State the number of lines that contain the word "TradingView", and add nothing else.

## start Input material

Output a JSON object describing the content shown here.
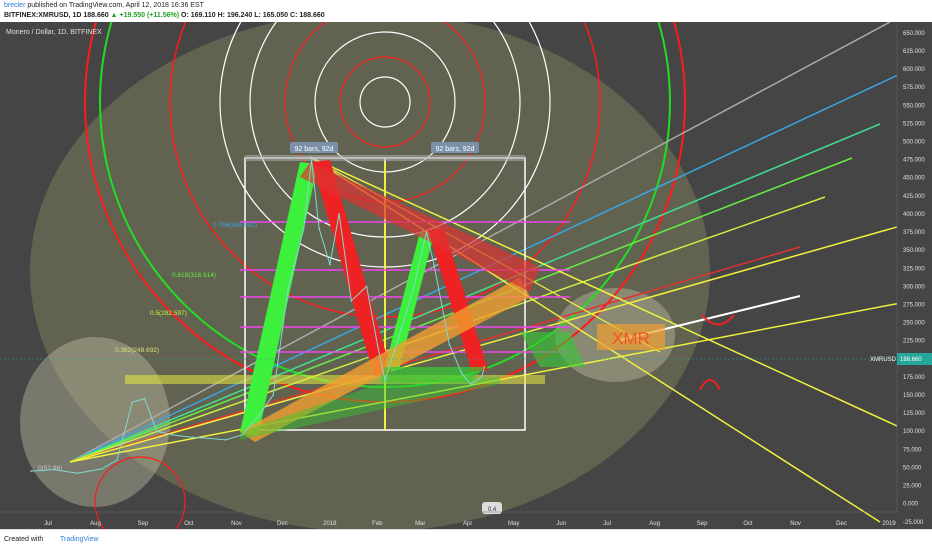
{
  "header": {
    "author": "brecler",
    "published": "published on TradingView.com, April 12, 2018 16:36 EST",
    "symbol": "BITFINEX:XMRUSD, 1D",
    "price": "188.660",
    "change": "+19.550 (+11.56%)",
    "open": "O: 169.110",
    "high": "H: 196.240",
    "low": "L: 165.050",
    "close": "C: 188.660"
  },
  "footer": {
    "created": "Created with",
    "brand": "TradingView"
  },
  "colors": {
    "background": "#454545",
    "green_arrow": "#3cf03c",
    "red_arrow": "#ee2222",
    "orange_band": "#f0a030",
    "yellow": "#f0f040",
    "white": "#ffffff",
    "circle_fill": "#b0b070"
  },
  "chart_data": {
    "type": "line",
    "title": "Monero / Dollar, 1D, BITFINEX",
    "current_price_tag": "XMRUSD",
    "current_price": "188.660",
    "x_ticks": [
      "Jul",
      "Aug",
      "Sep",
      "Oct",
      "Nov",
      "Dec",
      "2018",
      "Feb",
      "Mar",
      "Apr",
      "May",
      "Jun",
      "Jul",
      "Aug",
      "Sep",
      "Oct",
      "Nov",
      "Dec",
      "2019"
    ],
    "y_ticks": [
      650,
      625,
      600,
      575,
      550,
      525,
      500,
      475,
      450,
      425,
      400,
      375,
      350,
      325,
      300,
      275,
      250,
      225,
      200,
      175,
      150,
      125,
      100,
      75,
      50,
      25,
      0,
      -25
    ],
    "y_tick_labels": [
      "650.000",
      "625.000",
      "600.000",
      "575.000",
      "550.000",
      "525.000",
      "500.000",
      "475.000",
      "450.000",
      "425.000",
      "400.000",
      "375.000",
      "350.000",
      "325.000",
      "300.000",
      "275.000",
      "250.000",
      "225.000",
      "200.000",
      "175.000",
      "150.000",
      "125.000",
      "100.000",
      "75.000",
      "50.000",
      "25.000",
      "0.000",
      "-25.000"
    ],
    "ylim": [
      -35,
      665
    ],
    "series": [
      {
        "points": [
          [
            "2017-06-20",
            45
          ],
          [
            "2017-07-05",
            47
          ],
          [
            "2017-07-20",
            42
          ],
          [
            "2017-08-05",
            48
          ],
          [
            "2017-08-15",
            60
          ],
          [
            "2017-08-25",
            140
          ],
          [
            "2017-09-02",
            145
          ],
          [
            "2017-09-10",
            100
          ],
          [
            "2017-09-20",
            95
          ],
          [
            "2017-10-01",
            92
          ],
          [
            "2017-10-15",
            90
          ],
          [
            "2017-10-25",
            88
          ],
          [
            "2017-11-05",
            95
          ],
          [
            "2017-11-15",
            120
          ],
          [
            "2017-11-25",
            150
          ],
          [
            "2017-12-05",
            300
          ],
          [
            "2017-12-15",
            380
          ],
          [
            "2017-12-20",
            475
          ],
          [
            "2017-12-25",
            380
          ],
          [
            "2018-01-01",
            330
          ],
          [
            "2018-01-07",
            400
          ],
          [
            "2018-01-15",
            280
          ],
          [
            "2018-01-25",
            300
          ],
          [
            "2018-02-01",
            220
          ],
          [
            "2018-02-06",
            170
          ],
          [
            "2018-02-15",
            230
          ],
          [
            "2018-02-25",
            300
          ],
          [
            "2018-03-05",
            375
          ],
          [
            "2018-03-10",
            330
          ],
          [
            "2018-03-20",
            220
          ],
          [
            "2018-03-28",
            180
          ],
          [
            "2018-04-03",
            165
          ],
          [
            "2018-04-10",
            175
          ],
          [
            "2018-04-12",
            188.66
          ]
        ]
      }
    ],
    "annotations": {
      "bars_labels": [
        "92 bars, 92d",
        "92 bars, 92d"
      ],
      "fib_labels": [
        "0.786(366.882)",
        "0.618(316.614)",
        "0.5(282.597)",
        "0.382(248.692)",
        "0(52.98)"
      ],
      "watermark": "XMR",
      "flag": "0.4"
    },
    "grid": false
  }
}
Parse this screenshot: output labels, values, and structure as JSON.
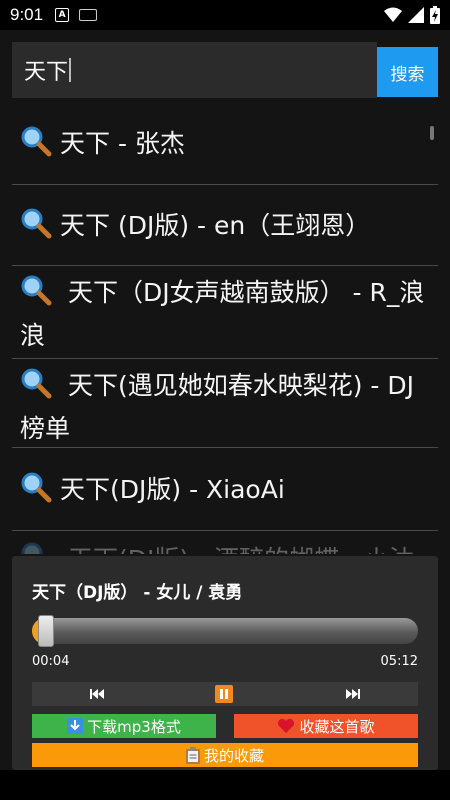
{
  "status": {
    "time": "9:01",
    "notif_letter": "A"
  },
  "search": {
    "query": "天下",
    "button_label": "搜索"
  },
  "results": [
    {
      "label": "天下 - 张杰"
    },
    {
      "label": "天下 (DJ版) - en（王翊恩）"
    },
    {
      "label": "天下（DJ女声越南鼓版） - R_浪浪"
    },
    {
      "label": "天下(遇见她如春水映梨花) - DJ榜单"
    },
    {
      "label": "天下(DJ版) - XiaoAi"
    },
    {
      "label": "天下(DJ版) - 酒醉的蝴蝶 - 小沐"
    }
  ],
  "player": {
    "title": "天下（DJ版） - 女儿 / 袁勇",
    "current_time": "00:04",
    "total_time": "05:12",
    "progress": 0.013,
    "download_label": "下载mp3格式",
    "favorite_label": "收藏这首歌",
    "my_favorites_label": "我的收藏"
  },
  "colors": {
    "accent_blue": "#1e9af0",
    "download_green": "#3db34a",
    "favorite_red": "#f0522a",
    "my_fav_orange": "#fb9a08",
    "play_orange": "#f08a20"
  },
  "icons": {
    "result": "magnifier-icon",
    "prev": "skip-previous-icon",
    "pause": "pause-icon",
    "next": "skip-next-icon",
    "download": "download-arrow-icon",
    "favorite": "heart-icon",
    "my_favorites": "clipboard-icon"
  }
}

## end Input material

Answer to the problem: 2